* What you should do *
Return the listing below verbatim. Pictures do not belong in the copy.

* Data excerpts *
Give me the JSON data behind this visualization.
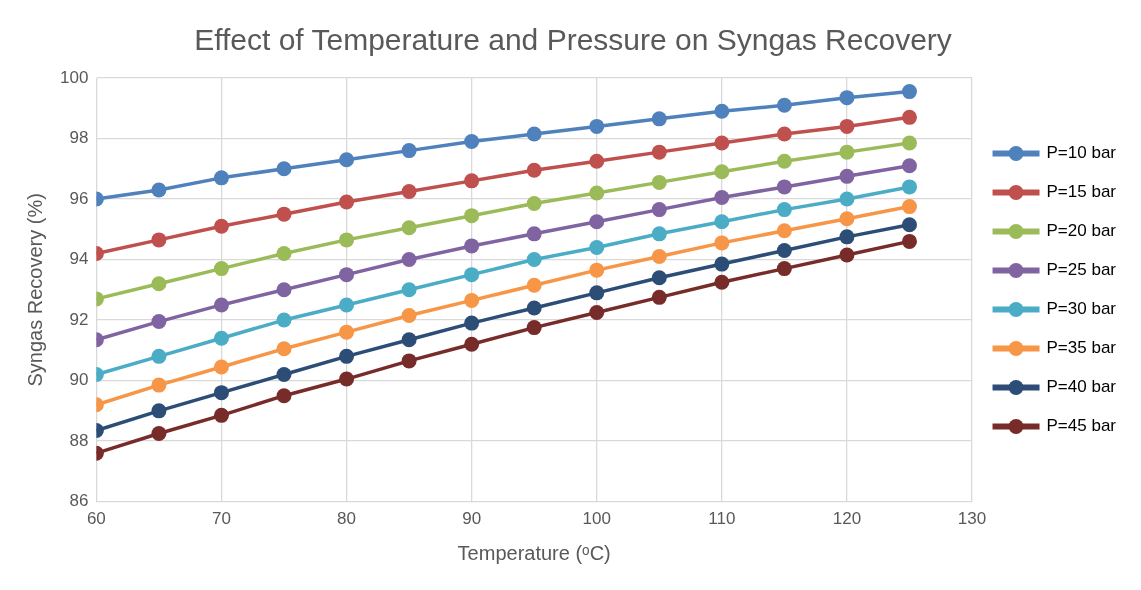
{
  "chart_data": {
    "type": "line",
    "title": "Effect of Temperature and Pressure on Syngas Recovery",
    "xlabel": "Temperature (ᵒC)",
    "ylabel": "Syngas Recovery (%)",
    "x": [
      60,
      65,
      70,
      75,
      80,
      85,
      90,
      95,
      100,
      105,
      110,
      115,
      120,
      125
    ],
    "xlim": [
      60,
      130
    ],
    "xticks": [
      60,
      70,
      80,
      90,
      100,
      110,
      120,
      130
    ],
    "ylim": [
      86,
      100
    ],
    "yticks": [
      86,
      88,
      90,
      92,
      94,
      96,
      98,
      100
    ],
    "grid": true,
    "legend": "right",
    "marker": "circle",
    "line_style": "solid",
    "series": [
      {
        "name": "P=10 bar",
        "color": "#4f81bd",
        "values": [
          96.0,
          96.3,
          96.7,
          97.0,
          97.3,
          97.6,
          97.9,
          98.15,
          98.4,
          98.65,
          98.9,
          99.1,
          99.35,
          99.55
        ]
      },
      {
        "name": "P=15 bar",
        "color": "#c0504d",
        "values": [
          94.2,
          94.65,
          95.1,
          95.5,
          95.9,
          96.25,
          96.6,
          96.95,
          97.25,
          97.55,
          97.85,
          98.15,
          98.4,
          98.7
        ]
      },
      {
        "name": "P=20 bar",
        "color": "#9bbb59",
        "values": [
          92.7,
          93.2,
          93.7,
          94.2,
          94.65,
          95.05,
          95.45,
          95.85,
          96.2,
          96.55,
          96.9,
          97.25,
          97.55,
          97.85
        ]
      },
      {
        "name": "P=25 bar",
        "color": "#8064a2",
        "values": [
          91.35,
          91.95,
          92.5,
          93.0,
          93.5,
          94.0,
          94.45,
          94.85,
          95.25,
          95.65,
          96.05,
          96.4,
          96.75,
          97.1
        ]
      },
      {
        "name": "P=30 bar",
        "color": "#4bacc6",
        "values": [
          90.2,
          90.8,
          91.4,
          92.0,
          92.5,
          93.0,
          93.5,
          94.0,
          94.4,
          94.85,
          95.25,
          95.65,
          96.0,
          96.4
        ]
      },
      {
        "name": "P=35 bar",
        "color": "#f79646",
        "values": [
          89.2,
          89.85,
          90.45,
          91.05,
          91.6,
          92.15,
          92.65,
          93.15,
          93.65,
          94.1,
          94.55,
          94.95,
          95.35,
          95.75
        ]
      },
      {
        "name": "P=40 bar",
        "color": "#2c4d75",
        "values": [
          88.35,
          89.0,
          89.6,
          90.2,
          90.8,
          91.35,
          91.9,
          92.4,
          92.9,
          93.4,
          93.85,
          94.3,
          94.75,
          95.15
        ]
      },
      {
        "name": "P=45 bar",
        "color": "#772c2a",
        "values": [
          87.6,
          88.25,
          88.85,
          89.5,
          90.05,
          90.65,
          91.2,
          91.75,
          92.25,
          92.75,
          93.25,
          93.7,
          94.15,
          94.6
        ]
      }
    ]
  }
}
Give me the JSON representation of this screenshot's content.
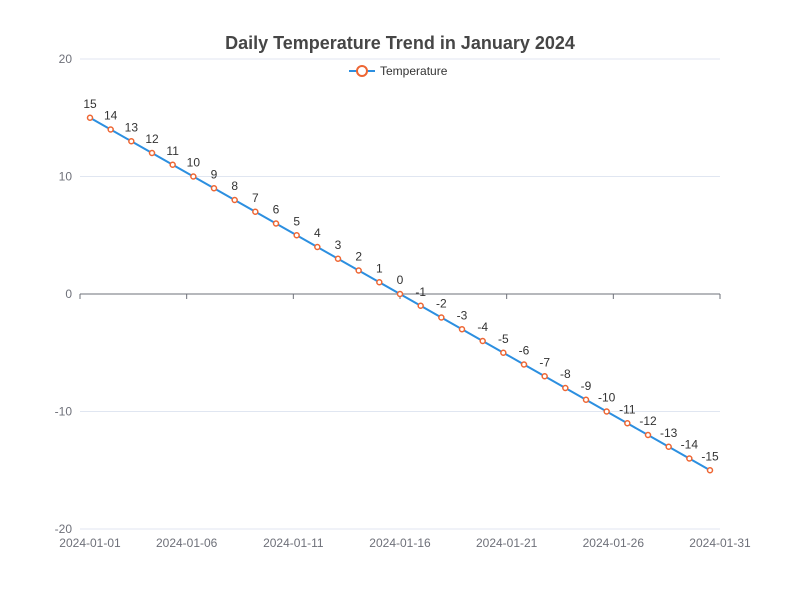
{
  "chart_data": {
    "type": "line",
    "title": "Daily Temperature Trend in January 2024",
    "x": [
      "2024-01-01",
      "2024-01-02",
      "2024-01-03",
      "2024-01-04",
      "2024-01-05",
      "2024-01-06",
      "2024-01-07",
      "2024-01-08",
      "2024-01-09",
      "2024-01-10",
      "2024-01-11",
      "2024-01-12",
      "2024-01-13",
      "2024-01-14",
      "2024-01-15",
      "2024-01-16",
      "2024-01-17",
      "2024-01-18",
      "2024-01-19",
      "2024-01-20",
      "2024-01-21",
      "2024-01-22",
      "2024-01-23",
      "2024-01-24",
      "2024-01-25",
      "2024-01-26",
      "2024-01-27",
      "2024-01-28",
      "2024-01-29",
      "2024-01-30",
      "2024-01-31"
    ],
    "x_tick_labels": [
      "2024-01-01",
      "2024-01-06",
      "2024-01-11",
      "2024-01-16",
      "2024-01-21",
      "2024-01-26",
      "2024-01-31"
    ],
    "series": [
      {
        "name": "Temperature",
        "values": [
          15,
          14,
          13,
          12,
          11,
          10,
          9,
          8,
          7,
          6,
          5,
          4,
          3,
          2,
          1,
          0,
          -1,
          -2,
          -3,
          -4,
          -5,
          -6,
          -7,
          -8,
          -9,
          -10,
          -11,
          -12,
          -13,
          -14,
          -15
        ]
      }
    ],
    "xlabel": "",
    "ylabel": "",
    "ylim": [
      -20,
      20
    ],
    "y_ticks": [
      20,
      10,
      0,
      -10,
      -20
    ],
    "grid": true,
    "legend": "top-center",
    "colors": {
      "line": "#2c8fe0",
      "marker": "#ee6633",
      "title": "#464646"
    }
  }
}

* Task response *
Give me the JSON data behind this visualization.
{
  "chart_data": {
    "type": "line",
    "title": "Effect of Temperature and Pressure on Syngas Recovery",
    "xlabel": "Temperature (ᵒC)",
    "ylabel": "Syngas Recovery (%)",
    "x": [
      60,
      65,
      70,
      75,
      80,
      85,
      90,
      95,
      100,
      105,
      110,
      115,
      120,
      125
    ],
    "xlim": [
      60,
      130
    ],
    "xticks": [
      60,
      70,
      80,
      90,
      100,
      110,
      120,
      130
    ],
    "ylim": [
      86,
      100
    ],
    "yticks": [
      86,
      88,
      90,
      92,
      94,
      96,
      98,
      100
    ],
    "grid": true,
    "legend": "right",
    "marker": "circle",
    "line_style": "solid",
    "series": [
      {
        "name": "P=10 bar",
        "color": "#4f81bd",
        "values": [
          96.0,
          96.3,
          96.7,
          97.0,
          97.3,
          97.6,
          97.9,
          98.15,
          98.4,
          98.65,
          98.9,
          99.1,
          99.35,
          99.55
        ]
      },
      {
        "name": "P=15 bar",
        "color": "#c0504d",
        "values": [
          94.2,
          94.65,
          95.1,
          95.5,
          95.9,
          96.25,
          96.6,
          96.95,
          97.25,
          97.55,
          97.85,
          98.15,
          98.4,
          98.7
        ]
      },
      {
        "name": "P=20 bar",
        "color": "#9bbb59",
        "values": [
          92.7,
          93.2,
          93.7,
          94.2,
          94.65,
          95.05,
          95.45,
          95.85,
          96.2,
          96.55,
          96.9,
          97.25,
          97.55,
          97.85
        ]
      },
      {
        "name": "P=25 bar",
        "color": "#8064a2",
        "values": [
          91.35,
          91.95,
          92.5,
          93.0,
          93.5,
          94.0,
          94.45,
          94.85,
          95.25,
          95.65,
          96.05,
          96.4,
          96.75,
          97.1
        ]
      },
      {
        "name": "P=30 bar",
        "color": "#4bacc6",
        "values": [
          90.2,
          90.8,
          91.4,
          92.0,
          92.5,
          93.0,
          93.5,
          94.0,
          94.4,
          94.85,
          95.25,
          95.65,
          96.0,
          96.4
        ]
      },
      {
        "name": "P=35 bar",
        "color": "#f79646",
        "values": [
          89.2,
          89.85,
          90.45,
          91.05,
          91.6,
          92.15,
          92.65,
          93.15,
          93.65,
          94.1,
          94.55,
          94.95,
          95.35,
          95.75
        ]
      },
      {
        "name": "P=40 bar",
        "color": "#2c4d75",
        "values": [
          88.35,
          89.0,
          89.6,
          90.2,
          90.8,
          91.35,
          91.9,
          92.4,
          92.9,
          93.4,
          93.85,
          94.3,
          94.75,
          95.15
        ]
      },
      {
        "name": "P=45 bar",
        "color": "#772c2a",
        "values": [
          87.6,
          88.25,
          88.85,
          89.5,
          90.05,
          90.65,
          91.2,
          91.75,
          92.25,
          92.75,
          93.25,
          93.7,
          94.15,
          94.6
        ]
      }
    ]
  }
}
Give me the JSON representation of this screenshot's content.
{
  "chart_data": {
    "type": "line",
    "title": "Daily Temperature Trend in January 2024",
    "x": [
      "2024-01-01",
      "2024-01-02",
      "2024-01-03",
      "2024-01-04",
      "2024-01-05",
      "2024-01-06",
      "2024-01-07",
      "2024-01-08",
      "2024-01-09",
      "2024-01-10",
      "2024-01-11",
      "2024-01-12",
      "2024-01-13",
      "2024-01-14",
      "2024-01-15",
      "2024-01-16",
      "2024-01-17",
      "2024-01-18",
      "2024-01-19",
      "2024-01-20",
      "2024-01-21",
      "2024-01-22",
      "2024-01-23",
      "2024-01-24",
      "2024-01-25",
      "2024-01-26",
      "2024-01-27",
      "2024-01-28",
      "2024-01-29",
      "2024-01-30",
      "2024-01-31"
    ],
    "x_tick_labels": [
      "2024-01-01",
      "2024-01-06",
      "2024-01-11",
      "2024-01-16",
      "2024-01-21",
      "2024-01-26",
      "2024-01-31"
    ],
    "series": [
      {
        "name": "Temperature",
        "values": [
          15,
          14,
          13,
          12,
          11,
          10,
          9,
          8,
          7,
          6,
          5,
          4,
          3,
          2,
          1,
          0,
          -1,
          -2,
          -3,
          -4,
          -5,
          -6,
          -7,
          -8,
          -9,
          -10,
          -11,
          -12,
          -13,
          -14,
          -15
        ]
      }
    ],
    "xlabel": "",
    "ylabel": "",
    "ylim": [
      -20,
      20
    ],
    "y_ticks": [
      20,
      10,
      0,
      -10,
      -20
    ],
    "grid": true,
    "legend": "top-center",
    "colors": {
      "line": "#2c8fe0",
      "marker": "#ee6633",
      "title": "#464646"
    }
  }
}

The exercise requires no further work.